**Given instruction**
Exactly as written, please set down all of the entries again, with no pictures.

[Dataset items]
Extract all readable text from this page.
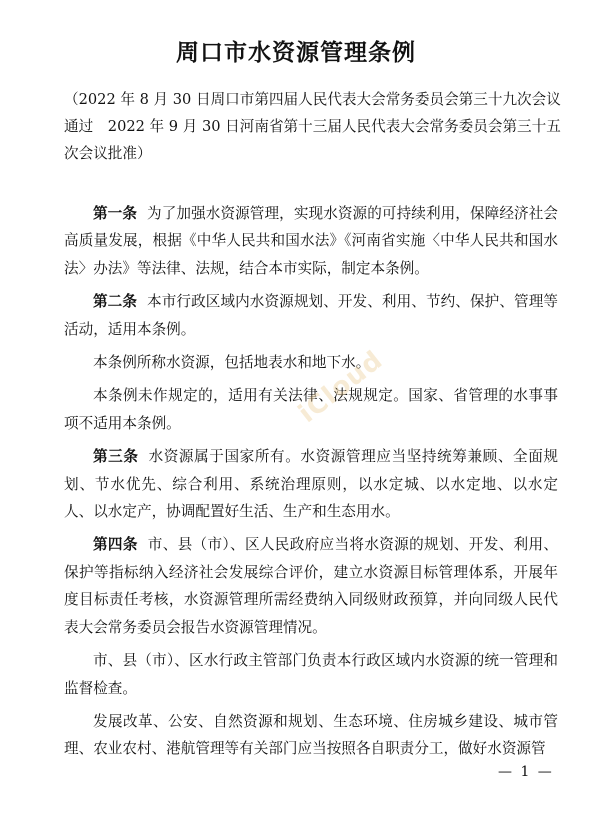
周口市水资源管理条例
（2022 年 8 月 30 日周口市第四届人民代表大会常务委员会第三十九次会议通过　2022 年 9 月 30 日河南省第十三届人民代表大会常务委员会第三十五次会议批准）

第一条 为了加强水资源管理，实现水资源的可持续利用，保障经济社会高质量发展，根据《中华人民共和国水法》《河南省实施〈中华人民共和国水法〉办法》等法律、法规，结合本市实际，制定本条例。

第二条 本市行政区域内水资源规划、开发、利用、节约、保护、管理等活动，适用本条例。

本条例所称水资源，包括地表水和地下水。

本条例未作规定的，适用有关法律、法规规定。国家、省管理的水事事项不适用本条例。

第三条 水资源属于国家所有。水资源管理应当坚持统筹兼顾、全面规划、节水优先、综合利用、系统治理原则，以水定城、以水定地、以水定人、以水定产，协调配置好生活、生产和生态用水。

第四条 市、县（市）、区人民政府应当将水资源的规划、开发、利用、保护等指标纳入经济社会发展综合评价，建立水资源目标管理体系，开展年度目标责任考核，水资源管理所需经费纳入同级财政预算，并向同级人民代表大会常务委员会报告水资源管理情况。

市、县（市）、区水行政主管部门负责本行政区域内水资源的统一管理和监督检查。

发展改革、公安、自然资源和规划、生态环境、住房城乡建设、城市管理、农业农村、港航管理等有关部门应当按照各自职责分工，做好水资源管

iCloud
— 1 —
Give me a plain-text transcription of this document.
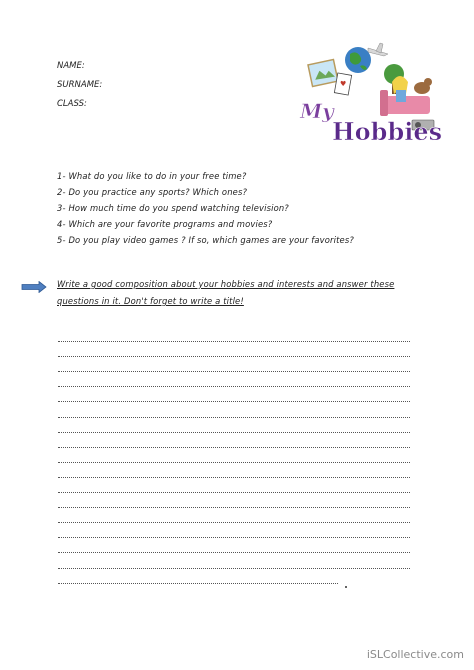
NAME:
SURNAME:
CLASS:
♥
My
Hobbies
1- What do you like to do in your free time?
2- Do you practice any sports? Which ones?
3- How much time do you spend watching television?
4- Which are your favorite programs and movies?
5- Do you play video games ? If so, which games are your favorites?
Write a good composition about your hobbies and interests and answer these
questions in it. Don't forget to write a title!
iSLCollective.com
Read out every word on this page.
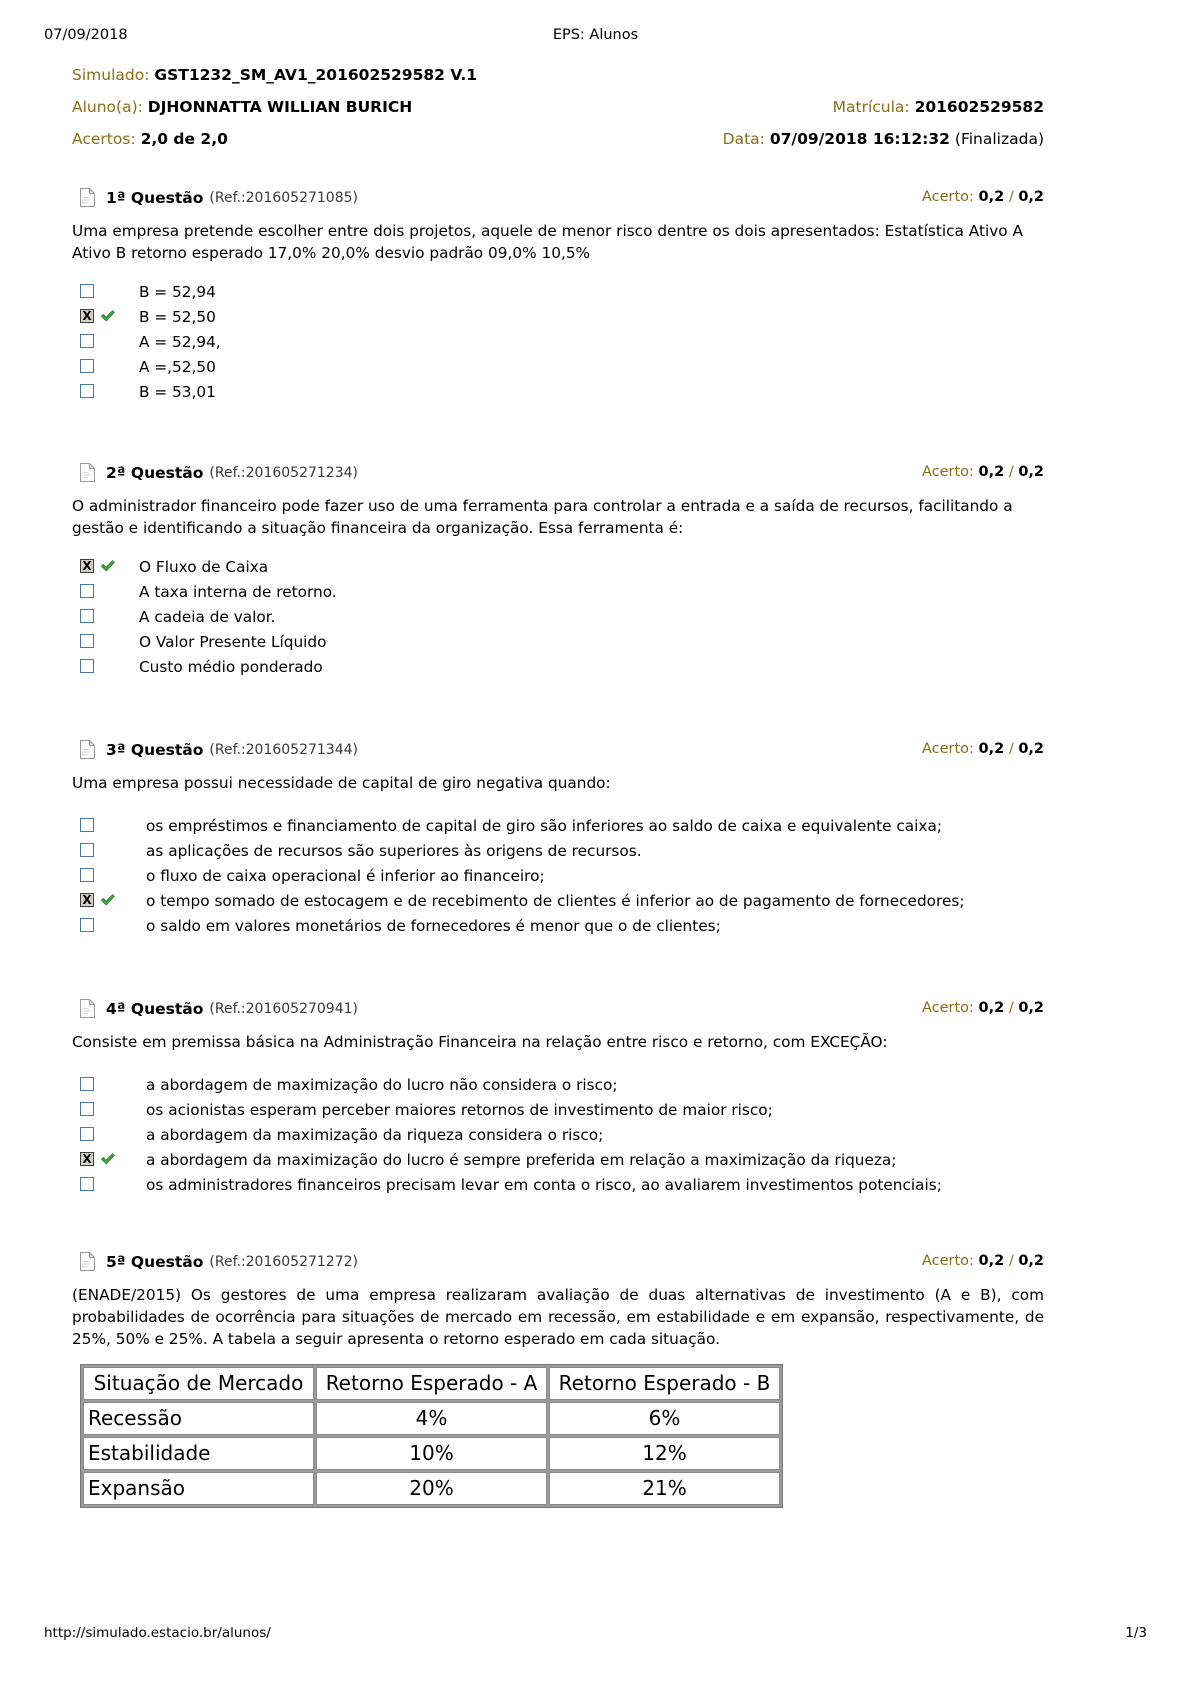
07/09/2018	EPS: Alunos
Simulado: GST1232_SM_AV1_201602529582 V.1
Aluno(a): DJHONNATTA WILLIAN BURICH	Matrícula: 201602529582
Acertos: 2,0 de 2,0	Data: 07/09/2018 16:12:32 (Finalizada)
1ª Questão (Ref.:201605271085)	Acerto: 0,2 / 0,2

Uma empresa pretende escolher entre dois projetos, aquele de menor risco dentre os dois apresentados: Estatística Ativo A Ativo B retorno esperado 17,0% 20,0% desvio padrão 09,0% 10,5%

B = 52,94
X	B = 52,50
A = 52,94,
A =,52,50
B = 53,01
2ª Questão (Ref.:201605271234)	Acerto: 0,2 / 0,2

O administrador financeiro pode fazer uso de uma ferramenta para controlar a entrada e a saída de recursos, facilitando a gestão e identificando a situação financeira da organização. Essa ferramenta é:

X	O Fluxo de Caixa
A taxa interna de retorno.
A cadeia de valor.
O Valor Presente Líquido
Custo médio ponderado
3ª Questão (Ref.:201605271344)	Acerto: 0,2 / 0,2

Uma empresa possui necessidade de capital de giro negativa quando:

os empréstimos e financiamento de capital de giro são inferiores ao saldo de caixa e equivalente caixa;
as aplicações de recursos são superiores às origens de recursos.
o fluxo de caixa operacional é inferior ao financeiro;
X	o tempo somado de estocagem e de recebimento de clientes é inferior ao de pagamento de fornecedores;
o saldo em valores monetários de fornecedores é menor que o de clientes;
4ª Questão (Ref.:201605270941)	Acerto: 0,2 / 0,2

Consiste em premissa básica na Administração Financeira na relação entre risco e retorno, com EXCEÇÃO:

a abordagem de maximização do lucro não considera o risco;
os acionistas esperam perceber maiores retornos de investimento de maior risco;
a abordagem da maximização da riqueza considera o risco;
X	a abordagem da maximização do lucro é sempre preferida em relação a maximização da riqueza;
os administradores financeiros precisam levar em conta o risco, ao avaliarem investimentos potenciais;
5ª Questão (Ref.:201605271272)	Acerto: 0,2 / 0,2

(ENADE/2015) Os gestores de uma empresa realizaram avaliação de duas alternativas de investimento (A e B), com probabilidades de ocorrência para situações de mercado em recessão, em estabilidade e em expansão, respectivamente, de 25%, 50% e 25%. A tabela a seguir apresenta o retorno esperado em cada situação.

Situação de Mercado	Retorno Esperado - A	Retorno Esperado - B
Recessão	4%	6%
Estabilidade	10%	12%
Expansão	20%	21%
http://simulado.estacio.br/alunos/	1/3
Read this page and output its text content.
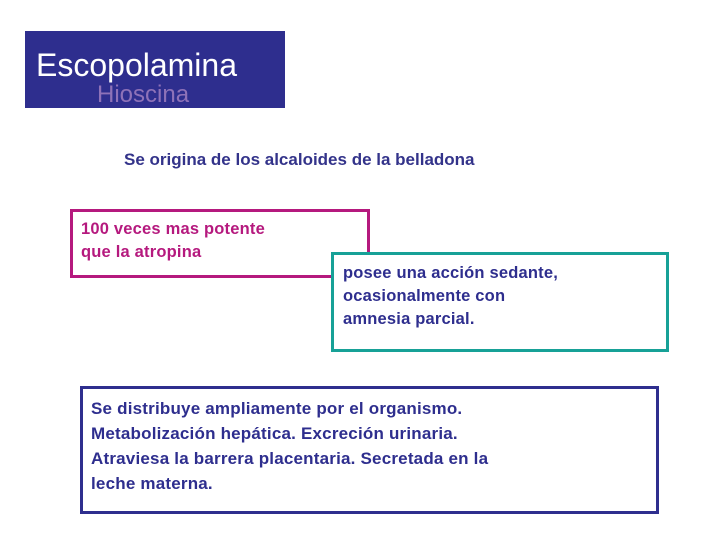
Hioscina
Escopolamina

Se origina de los alcaloides de la belladona

100 veces mas potente
que la atropina
posee una acción sedante,
ocasionalmente con
amnesia parcial.
Se distribuye ampliamente por el organismo.
Metabolización hepática. Excreción urinaria.
Atraviesa la barrera placentaria. Secretada en la
leche materna.
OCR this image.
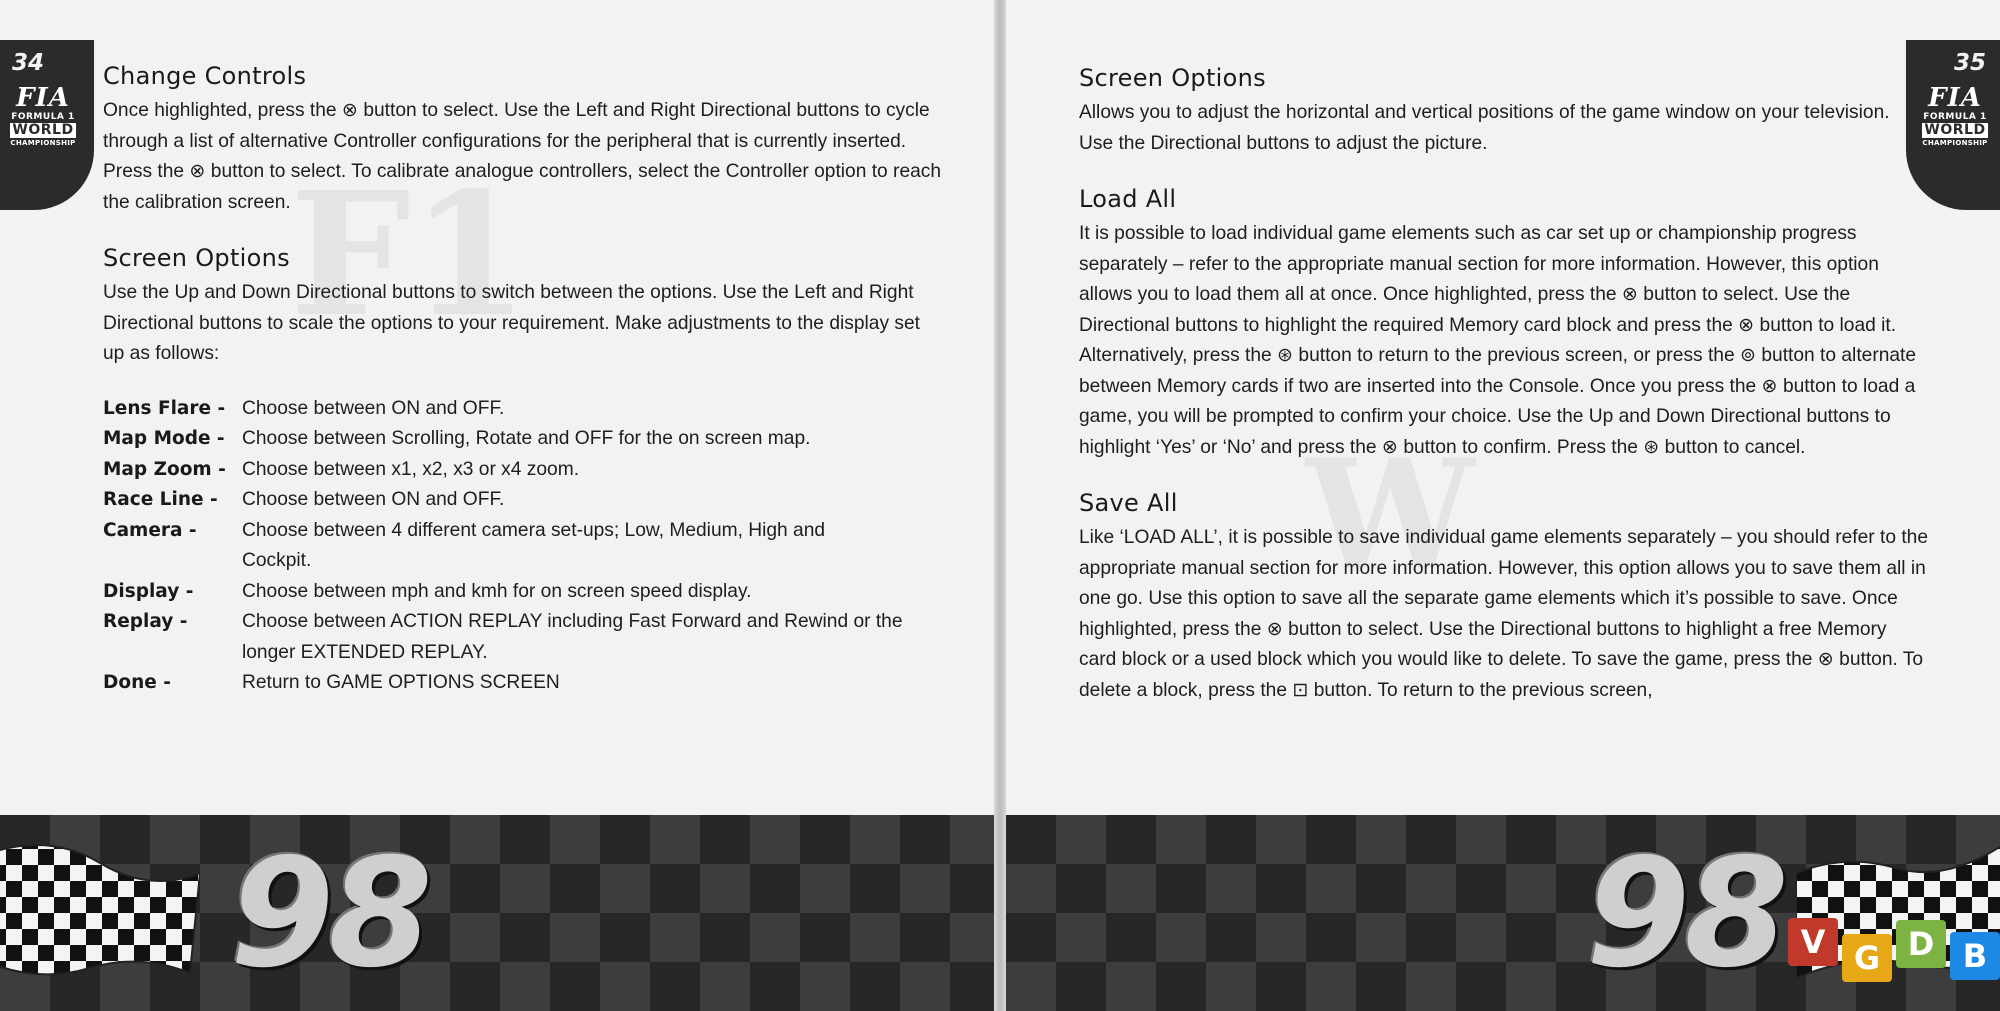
F1
34
FIA
FORMULA 1
WORLD
CHAMPIONSHIP
Change Controls

Once highlighted, press the ⊗ button to select. Use the Left and Right Directional buttons to cycle through a list of alternative Controller configurations for the peripheral that is currently inserted. Press the ⊗ button to select. To calibrate analogue controllers, select the Controller option to reach the calibration screen.

Screen Options

Use the Up and Down Directional buttons to switch between the options. Use the Left and Right Directional buttons to scale the options to your requirement. Make adjustments to the display set up as follows:

Lens Flare - Choose between ON and OFF.
Map Mode - Choose between Scrolling, Rotate and OFF for the on screen map.
Map Zoom - Choose between x1, x2, x3 or x4 zoom.
Race Line -	Choose between ON and OFF.
Camera -	Choose between 4 different camera set-ups; Low, Medium, High and Cockpit.
Display -	Choose between mph and kmh for on screen speed display.
Replay -	Choose between ACTION REPLAY including Fast Forward and Rewind or the longer EXTENDED REPLAY.
Done -	Return to GAME OPTIONS SCREEN
98
W
35
FIA
FORMULA 1
WORLD
CHAMPIONSHIP
Screen Options

Allows you to adjust the horizontal and vertical positions of the game window on your television. Use the Directional buttons to adjust the picture.

Load All

It is possible to load individual game elements such as car set up or championship progress separately – refer to the appropriate manual section for more information. However, this option allows you to load them all at once. Once highlighted, press the ⊗ button to select. Use the Directional buttons to highlight the required Memory card block and press the ⊗ button to load it. Alternatively, press the ⊛ button to return to the previous screen, or press the ⊚ button to alternate between Memory cards if two are inserted into the Console. Once you press the ⊗ button to load a game, you will be prompted to confirm your choice. Use the Up and Down Directional buttons to highlight ‘Yes’ or ‘No’ and press the ⊗ button to confirm. Press the ⊛ button to cancel.

Save All

Like ‘LOAD ALL’, it is possible to save individual game elements separately – you should refer to the appropriate manual section for more information. However, this option allows you to save them all in one go. Use this option to save all the separate game elements which it’s possible to save. Once highlighted, press the ⊗ button to select. Use the Directional buttons to highlight a free Memory card block or a used block which you would like to delete. To save the game, press the ⊗ button. To delete a block, press the ⊡ button. To return to the previous screen,

98 V G D B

**Solution for this problem**
Extract all readable text from this page.
周口市水资源管理条例
（2022 年 8 月 30 日周口市第四届人民代表大会常务委员会第三十九次会议通过　2022 年 9 月 30 日河南省第十三届人民代表大会常务委员会第三十五次会议批准）

第一条 为了加强水资源管理，实现水资源的可持续利用，保障经济社会高质量发展，根据《中华人民共和国水法》《河南省实施〈中华人民共和国水法〉办法》等法律、法规，结合本市实际，制定本条例。

第二条 本市行政区域内水资源规划、开发、利用、节约、保护、管理等活动，适用本条例。

本条例所称水资源，包括地表水和地下水。

本条例未作规定的，适用有关法律、法规规定。国家、省管理的水事事项不适用本条例。

第三条 水资源属于国家所有。水资源管理应当坚持统筹兼顾、全面规划、节水优先、综合利用、系统治理原则，以水定城、以水定地、以水定人、以水定产，协调配置好生活、生产和生态用水。

第四条 市、县（市）、区人民政府应当将水资源的规划、开发、利用、保护等指标纳入经济社会发展综合评价，建立水资源目标管理体系，开展年度目标责任考核，水资源管理所需经费纳入同级财政预算，并向同级人民代表大会常务委员会报告水资源管理情况。

市、县（市）、区水行政主管部门负责本行政区域内水资源的统一管理和监督检查。

发展改革、公安、自然资源和规划、生态环境、住房城乡建设、城市管理、农业农村、港航管理等有关部门应当按照各自职责分工，做好水资源管

iCloud
— 1 —
Give me a plain-text transcription of this document.
NAME:
SURNAME:
CLASS:
♥
My
Hobbies
1- What do you like to do in your free time?
2- Do you practice any sports? Which ones?
3- How much time do you spend watching television?
4- Which are your favorite programs and movies?
5- Do you play video games ? If so, which games are your favorites?
Write a good composition about your hobbies and interests and answer these
questions in it. Don't forget to write a title!
iSLCollective.com
Read out every word on this page.
07/09/2018	EPS: Alunos
Simulado: GST1232_SM_AV1_201602529582 V.1
Aluno(a): DJHONNATTA WILLIAN BURICH	Matrícula: 201602529582
Acertos: 2,0 de 2,0	Data: 07/09/2018 16:12:32 (Finalizada)
1ª Questão (Ref.:201605271085)	Acerto: 0,2 / 0,2

Uma empresa pretende escolher entre dois projetos, aquele de menor risco dentre os dois apresentados: Estatística Ativo A Ativo B retorno esperado 17,0% 20,0% desvio padrão 09,0% 10,5%

B = 52,94
X	B = 52,50
A = 52,94,
A =,52,50
B = 53,01
2ª Questão (Ref.:201605271234)	Acerto: 0,2 / 0,2

O administrador financeiro pode fazer uso de uma ferramenta para controlar a entrada e a saída de recursos, facilitando a gestão e identificando a situação financeira da organização. Essa ferramenta é:

X	O Fluxo de Caixa
A taxa interna de retorno.
A cadeia de valor.
O Valor Presente Líquido
Custo médio ponderado
3ª Questão (Ref.:201605271344)	Acerto: 0,2 / 0,2

Uma empresa possui necessidade de capital de giro negativa quando:

os empréstimos e financiamento de capital de giro são inferiores ao saldo de caixa e equivalente caixa;
as aplicações de recursos são superiores às origens de recursos.
o fluxo de caixa operacional é inferior ao financeiro;
X	o tempo somado de estocagem e de recebimento de clientes é inferior ao de pagamento de fornecedores;
o saldo em valores monetários de fornecedores é menor que o de clientes;
4ª Questão (Ref.:201605270941)	Acerto: 0,2 / 0,2

Consiste em premissa básica na Administração Financeira na relação entre risco e retorno, com EXCEÇÃO:

a abordagem de maximização do lucro não considera o risco;
os acionistas esperam perceber maiores retornos de investimento de maior risco;
a abordagem da maximização da riqueza considera o risco;
X	a abordagem da maximização do lucro é sempre preferida em relação a maximização da riqueza;
os administradores financeiros precisam levar em conta o risco, ao avaliarem investimentos potenciais;
5ª Questão (Ref.:201605271272)	Acerto: 0,2 / 0,2

(ENADE/2015) Os gestores de uma empresa realizaram avaliação de duas alternativas de investimento (A e B), com probabilidades de ocorrência para situações de mercado em recessão, em estabilidade e em expansão, respectivamente, de 25%, 50% e 25%. A tabela a seguir apresenta o retorno esperado em cada situação.

Situação de Mercado	Retorno Esperado - A	Retorno Esperado - B
Recessão	4%	6%
Estabilidade	10%	12%
Expansão	20%	21%
http://simulado.estacio.br/alunos/	1/3
Read this page and output its text content.
Hioscina
Escopolamina

Se origina de los alcaloides de la belladona

100 veces mas potente
que la atropina
posee una acción sedante,
ocasionalmente con
amnesia parcial.
Se distribuye ampliamente por el organismo.
Metabolización hepática. Excreción urinaria.
Atraviesa la barrera placentaria. Secretada en la
leche materna.
OCR this image.
F1
34
FIA
FORMULA 1
WORLD
CHAMPIONSHIP
Change Controls

Once highlighted, press the ⊗ button to select. Use the Left and Right Directional buttons to cycle through a list of alternative Controller configurations for the peripheral that is currently inserted. Press the ⊗ button to select. To calibrate analogue controllers, select the Controller option to reach the calibration screen.

Screen Options

Use the Up and Down Directional buttons to switch between the options. Use the Left and Right Directional buttons to scale the options to your requirement. Make adjustments to the display set up as follows:

Lens Flare - Choose between ON and OFF.
Map Mode - Choose between Scrolling, Rotate and OFF for the on screen map.
Map Zoom - Choose between x1, x2, x3 or x4 zoom.
Race Line -	Choose between ON and OFF.
Camera -	Choose between 4 different camera set-ups; Low, Medium, High and Cockpit.
Display -	Choose between mph and kmh for on screen speed display.
Replay -	Choose between ACTION REPLAY including Fast Forward and Rewind or the longer EXTENDED REPLAY.
Done -	Return to GAME OPTIONS SCREEN
98
W
35
FIA
FORMULA 1
WORLD
CHAMPIONSHIP
Screen Options

Allows you to adjust the horizontal and vertical positions of the game window on your television. Use the Directional buttons to adjust the picture.

Load All

It is possible to load individual game elements such as car set up or championship progress separately – refer to the appropriate manual section for more information. However, this option allows you to load them all at once. Once highlighted, press the ⊗ button to select. Use the Directional buttons to highlight the required Memory card block and press the ⊗ button to load it. Alternatively, press the ⊛ button to return to the previous screen, or press the ⊚ button to alternate between Memory cards if two are inserted into the Console. Once you press the ⊗ button to load a game, you will be prompted to confirm your choice. Use the Up and Down Directional buttons to highlight ‘Yes’ or ‘No’ and press the ⊗ button to confirm. Press the ⊛ button to cancel.

Save All

Like ‘LOAD ALL’, it is possible to save individual game elements separately – you should refer to the appropriate manual section for more information. However, this option allows you to save them all in one go. Use this option to save all the separate game elements which it’s possible to save. Once highlighted, press the ⊗ button to select. Use the Directional buttons to highlight a free Memory card block or a used block which you would like to delete. To save the game, press the ⊗ button. To delete a block, press the ⊡ button. To return to the previous screen,

98 V G D B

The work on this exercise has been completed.